_THE REQUEST_. Transcribe all the entries word for word, skipping the pictures.

_Stored dataset items_.
════════════════════

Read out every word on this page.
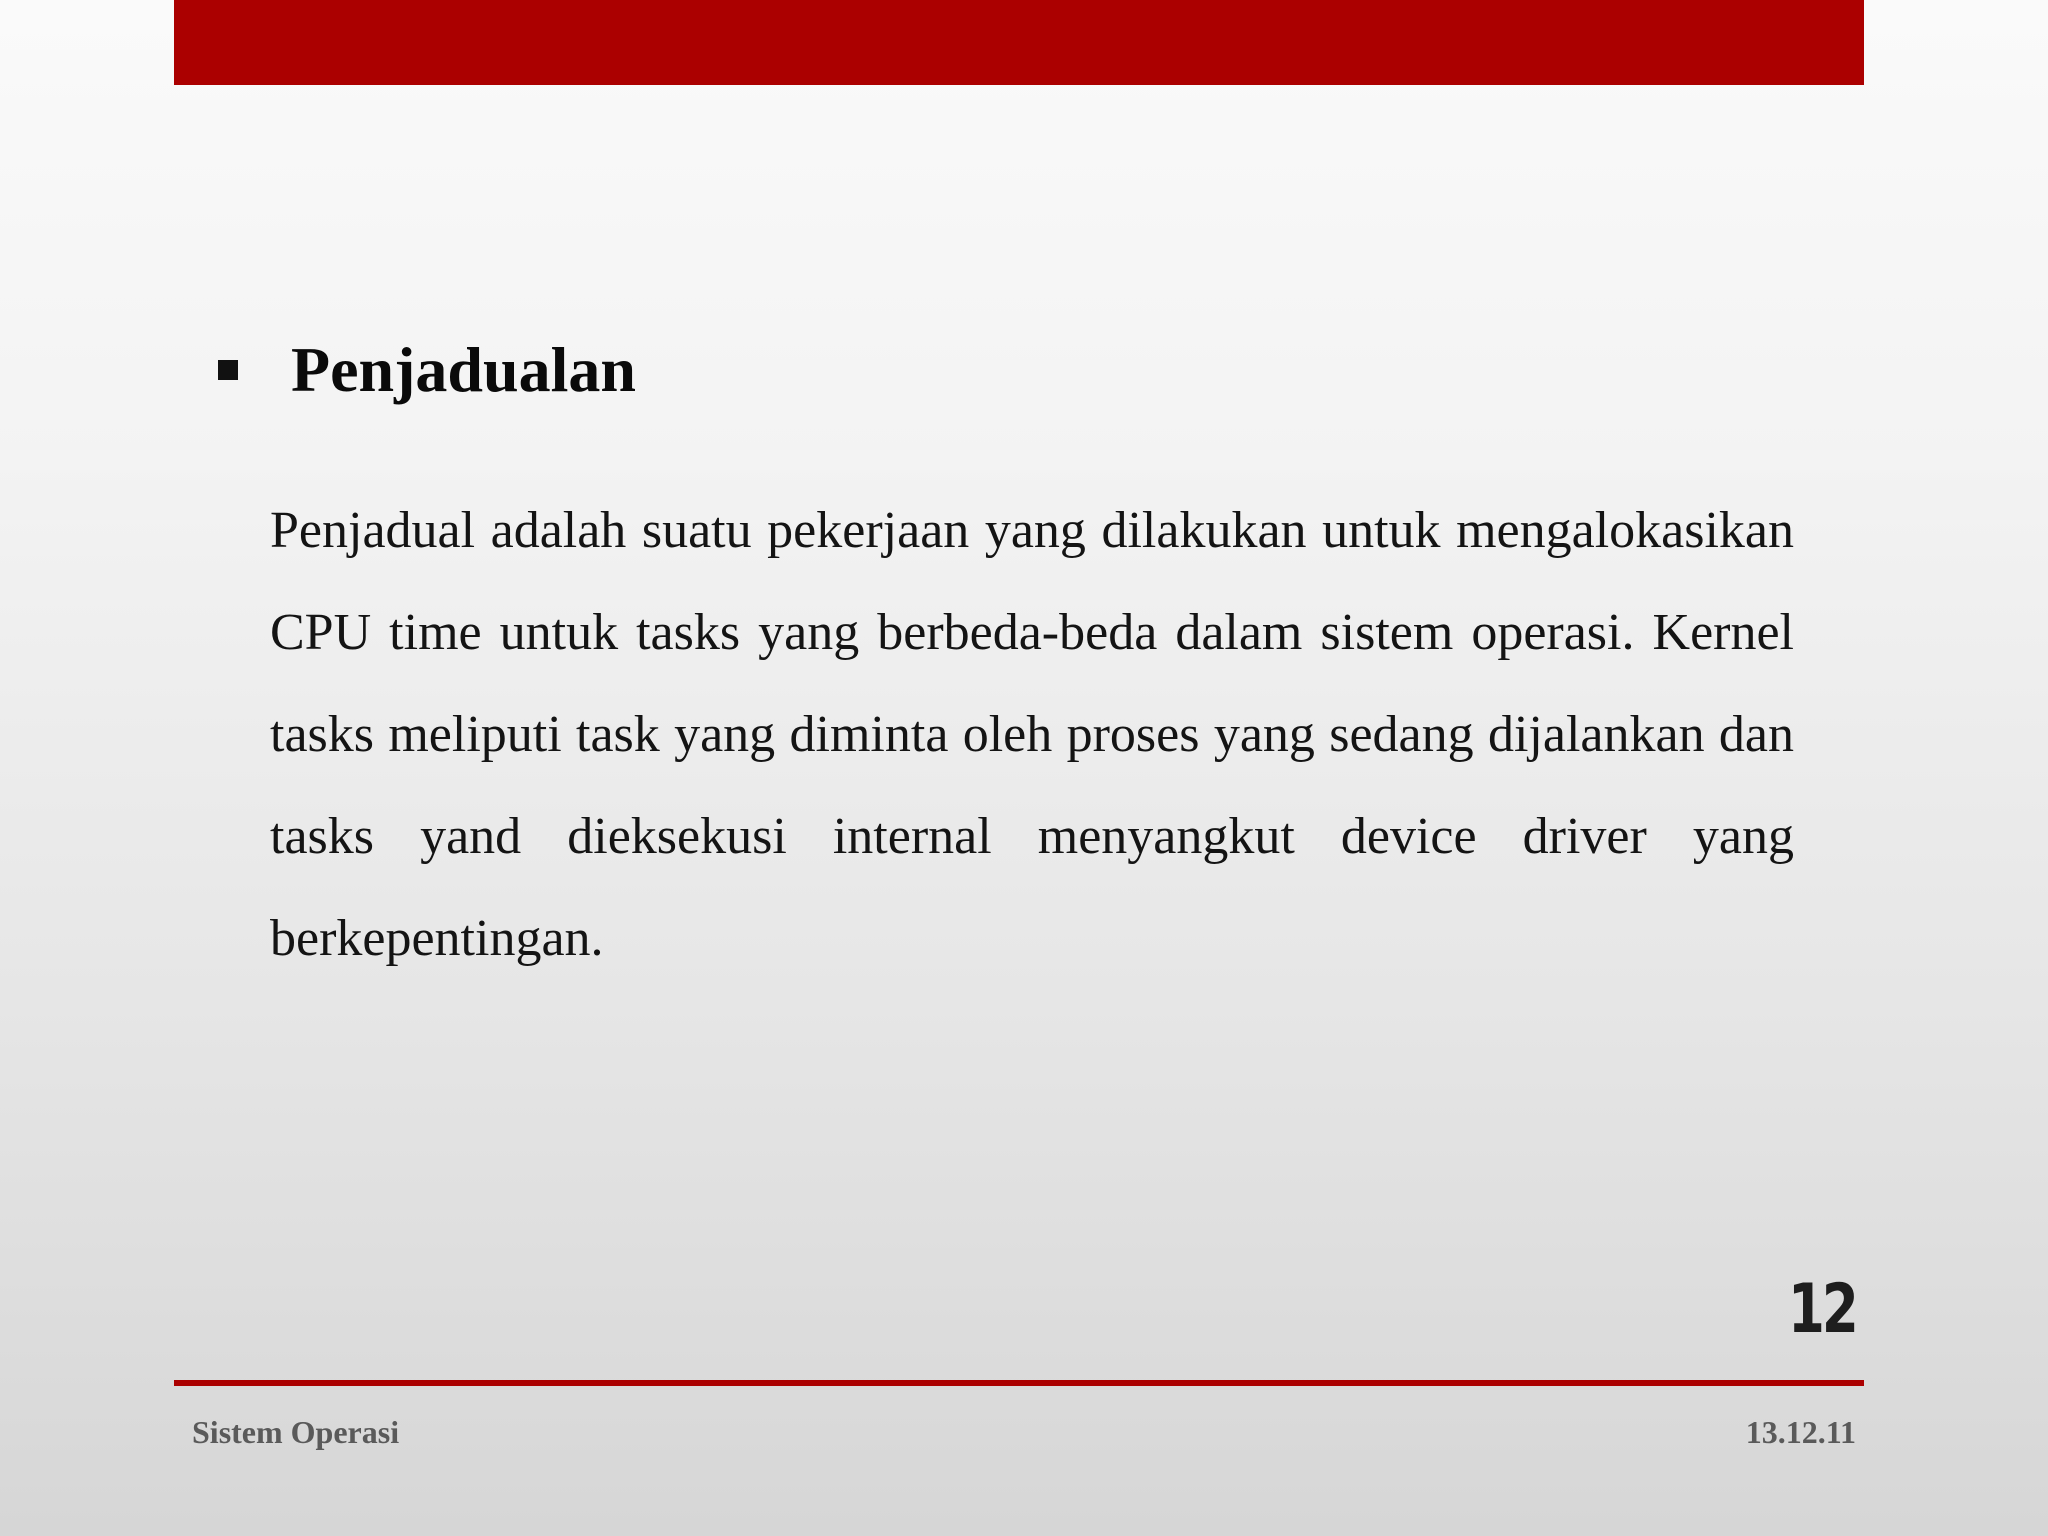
Penjadualan

Penjadual adalah suatu pekerjaan yang dilakukan untuk mengalokasikan CPU time untuk tasks yang berbeda-beda dalam sistem operasi. Kernel tasks meliputi task yang diminta oleh proses yang sedang dijalankan dan tasks yand dieksekusi internal menyangkut device driver yang berkepentingan.

12
Sistem Operasi	13.12.11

════════════════════

_THE RESPONSE_.
Read out every word on this page.
Penjadualan

Penjadual adalah suatu pekerjaan yang dilakukan untuk mengalokasikan CPU time untuk tasks yang berbeda-beda dalam sistem operasi. Kernel tasks meliputi task yang diminta oleh proses yang sedang dijalankan dan tasks yand dieksekusi internal menyangkut device driver yang berkepentingan.

12
Sistem Operasi	13.12.11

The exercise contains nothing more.